(Rows from a figure dataset)
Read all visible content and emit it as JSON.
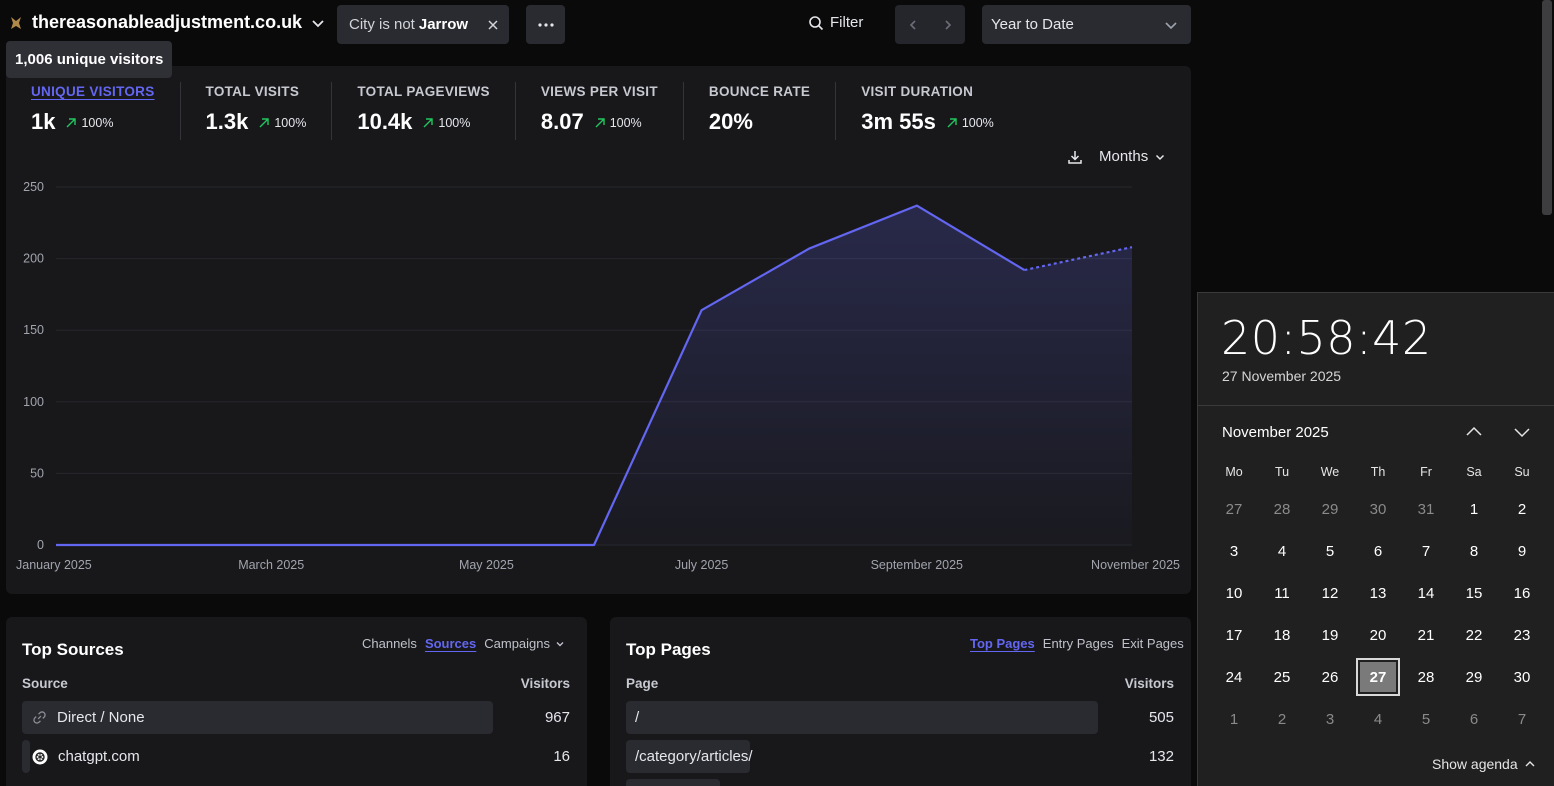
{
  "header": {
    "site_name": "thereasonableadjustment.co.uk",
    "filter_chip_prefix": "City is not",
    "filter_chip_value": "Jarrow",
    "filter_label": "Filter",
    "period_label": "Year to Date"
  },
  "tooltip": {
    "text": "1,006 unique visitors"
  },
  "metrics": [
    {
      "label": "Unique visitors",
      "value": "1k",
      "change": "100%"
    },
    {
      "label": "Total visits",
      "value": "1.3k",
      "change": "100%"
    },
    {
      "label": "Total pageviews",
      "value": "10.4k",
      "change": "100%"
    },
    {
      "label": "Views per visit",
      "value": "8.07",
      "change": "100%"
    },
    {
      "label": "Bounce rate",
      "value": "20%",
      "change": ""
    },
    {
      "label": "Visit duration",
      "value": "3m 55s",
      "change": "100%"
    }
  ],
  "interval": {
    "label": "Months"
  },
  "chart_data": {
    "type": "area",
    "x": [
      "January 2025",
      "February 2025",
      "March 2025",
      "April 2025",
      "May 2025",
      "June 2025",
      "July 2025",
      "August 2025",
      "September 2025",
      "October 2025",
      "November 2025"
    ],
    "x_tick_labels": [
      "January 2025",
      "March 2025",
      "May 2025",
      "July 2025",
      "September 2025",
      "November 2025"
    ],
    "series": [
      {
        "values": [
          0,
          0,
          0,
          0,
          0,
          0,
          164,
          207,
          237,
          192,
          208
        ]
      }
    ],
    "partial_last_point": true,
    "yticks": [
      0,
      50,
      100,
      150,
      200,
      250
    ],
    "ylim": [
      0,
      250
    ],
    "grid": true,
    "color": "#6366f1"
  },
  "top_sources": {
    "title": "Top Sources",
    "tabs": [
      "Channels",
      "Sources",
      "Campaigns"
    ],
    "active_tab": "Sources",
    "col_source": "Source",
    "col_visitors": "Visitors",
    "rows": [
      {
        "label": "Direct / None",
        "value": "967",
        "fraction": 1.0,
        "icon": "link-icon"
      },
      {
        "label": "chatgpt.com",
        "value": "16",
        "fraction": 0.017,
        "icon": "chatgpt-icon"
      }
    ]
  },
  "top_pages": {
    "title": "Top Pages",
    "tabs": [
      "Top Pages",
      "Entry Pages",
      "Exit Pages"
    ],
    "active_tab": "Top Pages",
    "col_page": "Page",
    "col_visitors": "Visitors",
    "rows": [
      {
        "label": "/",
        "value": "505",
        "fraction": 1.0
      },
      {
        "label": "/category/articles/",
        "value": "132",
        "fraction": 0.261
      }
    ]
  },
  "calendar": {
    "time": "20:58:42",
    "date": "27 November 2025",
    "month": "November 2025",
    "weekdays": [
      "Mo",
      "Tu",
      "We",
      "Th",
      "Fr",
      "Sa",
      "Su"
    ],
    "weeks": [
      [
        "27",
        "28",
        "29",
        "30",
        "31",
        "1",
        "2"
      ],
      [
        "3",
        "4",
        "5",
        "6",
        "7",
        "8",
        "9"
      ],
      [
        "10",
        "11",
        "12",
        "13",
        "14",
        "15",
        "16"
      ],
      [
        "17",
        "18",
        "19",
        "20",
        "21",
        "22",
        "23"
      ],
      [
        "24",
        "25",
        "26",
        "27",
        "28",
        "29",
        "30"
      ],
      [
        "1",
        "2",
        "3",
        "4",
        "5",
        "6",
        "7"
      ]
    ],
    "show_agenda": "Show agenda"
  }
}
...
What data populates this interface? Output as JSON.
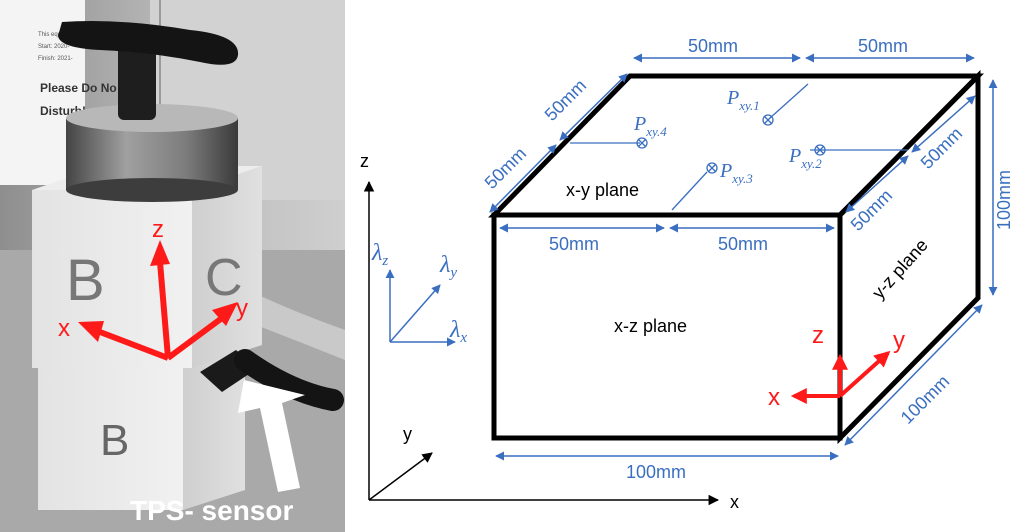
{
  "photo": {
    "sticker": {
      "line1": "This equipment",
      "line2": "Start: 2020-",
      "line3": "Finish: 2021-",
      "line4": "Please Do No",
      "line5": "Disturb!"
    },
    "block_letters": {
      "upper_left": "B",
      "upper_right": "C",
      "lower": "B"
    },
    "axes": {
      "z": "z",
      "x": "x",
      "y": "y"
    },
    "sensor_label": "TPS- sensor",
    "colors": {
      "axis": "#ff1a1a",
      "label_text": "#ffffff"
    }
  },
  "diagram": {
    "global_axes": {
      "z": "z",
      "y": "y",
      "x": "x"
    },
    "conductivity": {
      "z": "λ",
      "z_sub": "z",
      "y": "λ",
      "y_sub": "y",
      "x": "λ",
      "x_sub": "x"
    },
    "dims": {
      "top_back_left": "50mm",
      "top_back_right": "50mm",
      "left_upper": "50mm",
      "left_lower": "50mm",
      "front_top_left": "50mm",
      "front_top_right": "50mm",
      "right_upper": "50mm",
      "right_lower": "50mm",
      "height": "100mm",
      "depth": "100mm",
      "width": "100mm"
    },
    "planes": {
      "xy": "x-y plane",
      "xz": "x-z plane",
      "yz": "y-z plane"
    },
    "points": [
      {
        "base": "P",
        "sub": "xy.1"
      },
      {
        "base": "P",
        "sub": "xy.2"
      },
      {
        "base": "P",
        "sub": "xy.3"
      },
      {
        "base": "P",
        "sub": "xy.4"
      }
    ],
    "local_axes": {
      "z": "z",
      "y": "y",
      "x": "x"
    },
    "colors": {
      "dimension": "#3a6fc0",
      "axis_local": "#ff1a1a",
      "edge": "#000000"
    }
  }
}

▸ **DESCRIPTION OF THE TASK**: Report how many lines of the listing above include the word "fraction". Say nothing but the number.

▸ **RESPONSE TO THE EXERCISE**: 4